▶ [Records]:
■ ■ ■
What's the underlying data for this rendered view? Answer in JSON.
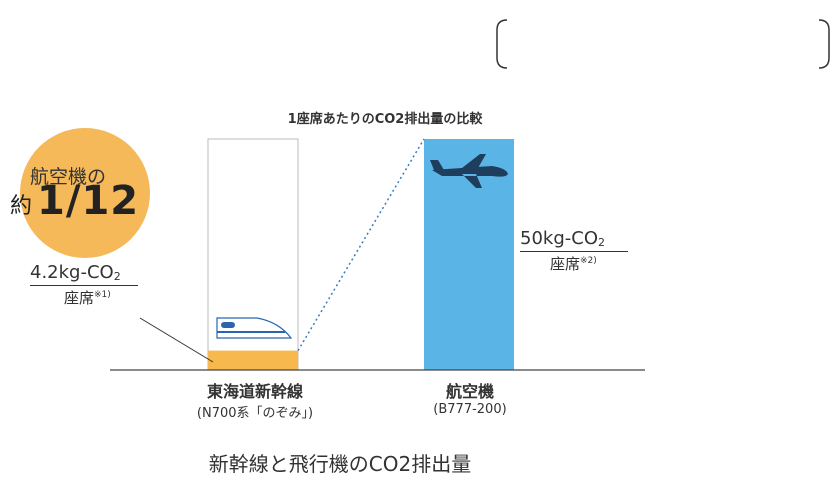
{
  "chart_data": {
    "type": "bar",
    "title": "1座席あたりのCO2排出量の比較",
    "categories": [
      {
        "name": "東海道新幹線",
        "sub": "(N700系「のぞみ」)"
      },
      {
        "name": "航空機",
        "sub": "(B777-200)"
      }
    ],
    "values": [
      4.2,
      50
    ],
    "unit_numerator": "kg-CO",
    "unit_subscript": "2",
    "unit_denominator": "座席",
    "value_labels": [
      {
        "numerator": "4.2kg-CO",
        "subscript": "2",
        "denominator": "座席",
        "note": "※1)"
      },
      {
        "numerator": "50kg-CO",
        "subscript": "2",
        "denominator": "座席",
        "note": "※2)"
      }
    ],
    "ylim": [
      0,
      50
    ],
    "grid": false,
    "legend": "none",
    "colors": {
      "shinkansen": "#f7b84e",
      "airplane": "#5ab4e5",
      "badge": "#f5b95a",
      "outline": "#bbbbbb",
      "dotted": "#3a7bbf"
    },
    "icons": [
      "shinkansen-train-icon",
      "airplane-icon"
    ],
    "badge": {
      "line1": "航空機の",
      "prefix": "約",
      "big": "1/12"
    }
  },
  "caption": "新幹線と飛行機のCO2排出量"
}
■ ■ ■
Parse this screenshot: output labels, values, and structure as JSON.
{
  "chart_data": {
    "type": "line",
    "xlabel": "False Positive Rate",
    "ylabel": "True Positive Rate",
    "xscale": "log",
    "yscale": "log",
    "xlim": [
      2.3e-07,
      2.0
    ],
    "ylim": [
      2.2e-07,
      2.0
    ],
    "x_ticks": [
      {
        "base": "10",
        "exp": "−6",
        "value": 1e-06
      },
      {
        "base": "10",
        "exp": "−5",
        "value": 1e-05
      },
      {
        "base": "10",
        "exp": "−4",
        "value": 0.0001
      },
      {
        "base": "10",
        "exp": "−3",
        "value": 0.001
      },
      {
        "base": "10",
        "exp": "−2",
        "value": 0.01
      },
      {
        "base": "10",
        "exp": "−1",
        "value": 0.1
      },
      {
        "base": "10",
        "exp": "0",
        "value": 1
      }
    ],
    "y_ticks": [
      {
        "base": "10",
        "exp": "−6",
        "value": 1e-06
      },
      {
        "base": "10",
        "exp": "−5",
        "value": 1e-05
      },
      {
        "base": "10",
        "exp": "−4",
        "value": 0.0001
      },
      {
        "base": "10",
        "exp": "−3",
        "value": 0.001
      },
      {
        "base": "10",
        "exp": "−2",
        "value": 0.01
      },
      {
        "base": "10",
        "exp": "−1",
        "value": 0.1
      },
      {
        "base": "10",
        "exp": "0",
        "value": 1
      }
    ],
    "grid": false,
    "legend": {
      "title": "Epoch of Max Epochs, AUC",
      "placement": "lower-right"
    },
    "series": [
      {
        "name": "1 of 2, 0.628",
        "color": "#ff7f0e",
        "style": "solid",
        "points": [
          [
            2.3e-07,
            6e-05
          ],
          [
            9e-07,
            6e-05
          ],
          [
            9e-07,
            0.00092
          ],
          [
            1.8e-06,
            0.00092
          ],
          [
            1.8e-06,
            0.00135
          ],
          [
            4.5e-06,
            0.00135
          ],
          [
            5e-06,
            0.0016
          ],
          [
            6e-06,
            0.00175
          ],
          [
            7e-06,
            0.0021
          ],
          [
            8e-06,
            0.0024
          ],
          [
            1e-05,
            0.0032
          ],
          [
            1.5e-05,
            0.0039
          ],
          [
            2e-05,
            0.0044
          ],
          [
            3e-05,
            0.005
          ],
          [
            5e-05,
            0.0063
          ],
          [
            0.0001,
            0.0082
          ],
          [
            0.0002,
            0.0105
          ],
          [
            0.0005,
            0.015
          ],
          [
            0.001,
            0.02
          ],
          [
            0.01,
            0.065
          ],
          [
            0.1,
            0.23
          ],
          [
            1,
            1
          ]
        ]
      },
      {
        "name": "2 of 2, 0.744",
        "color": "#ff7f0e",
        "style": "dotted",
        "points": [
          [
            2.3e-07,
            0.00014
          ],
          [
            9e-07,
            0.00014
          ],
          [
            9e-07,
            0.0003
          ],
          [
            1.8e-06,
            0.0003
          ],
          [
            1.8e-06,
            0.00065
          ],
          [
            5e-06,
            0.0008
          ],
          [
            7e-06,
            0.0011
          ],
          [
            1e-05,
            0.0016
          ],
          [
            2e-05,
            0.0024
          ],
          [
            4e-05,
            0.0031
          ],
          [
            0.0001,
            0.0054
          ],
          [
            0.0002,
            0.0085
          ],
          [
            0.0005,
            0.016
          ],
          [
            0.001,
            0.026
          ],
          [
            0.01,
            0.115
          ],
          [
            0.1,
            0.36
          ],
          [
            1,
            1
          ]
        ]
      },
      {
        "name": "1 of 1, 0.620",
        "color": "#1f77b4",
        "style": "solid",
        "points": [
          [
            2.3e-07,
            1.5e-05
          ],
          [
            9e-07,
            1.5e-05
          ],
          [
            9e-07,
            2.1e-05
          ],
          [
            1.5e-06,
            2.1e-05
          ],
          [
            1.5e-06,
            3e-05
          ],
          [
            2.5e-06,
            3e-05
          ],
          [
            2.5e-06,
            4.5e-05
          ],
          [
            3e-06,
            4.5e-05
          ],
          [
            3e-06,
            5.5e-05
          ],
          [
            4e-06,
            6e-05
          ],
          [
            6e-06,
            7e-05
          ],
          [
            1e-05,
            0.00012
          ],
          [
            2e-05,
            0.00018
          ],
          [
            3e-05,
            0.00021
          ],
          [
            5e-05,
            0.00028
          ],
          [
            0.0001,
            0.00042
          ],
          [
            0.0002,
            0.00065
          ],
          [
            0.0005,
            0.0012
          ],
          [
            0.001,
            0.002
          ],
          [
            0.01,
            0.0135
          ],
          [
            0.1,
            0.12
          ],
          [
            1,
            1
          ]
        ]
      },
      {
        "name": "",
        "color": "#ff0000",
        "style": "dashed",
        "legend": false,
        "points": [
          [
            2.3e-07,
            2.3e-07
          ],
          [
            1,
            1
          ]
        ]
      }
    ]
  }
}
■ ■ ■
▶ [EXERCISE]: Copy out every line of the data that includes "style".

▶ [TASK SOLUTION]:
        "style": "solid",
        "style": "dotted",
        "style": "solid",
        "style": "dashed",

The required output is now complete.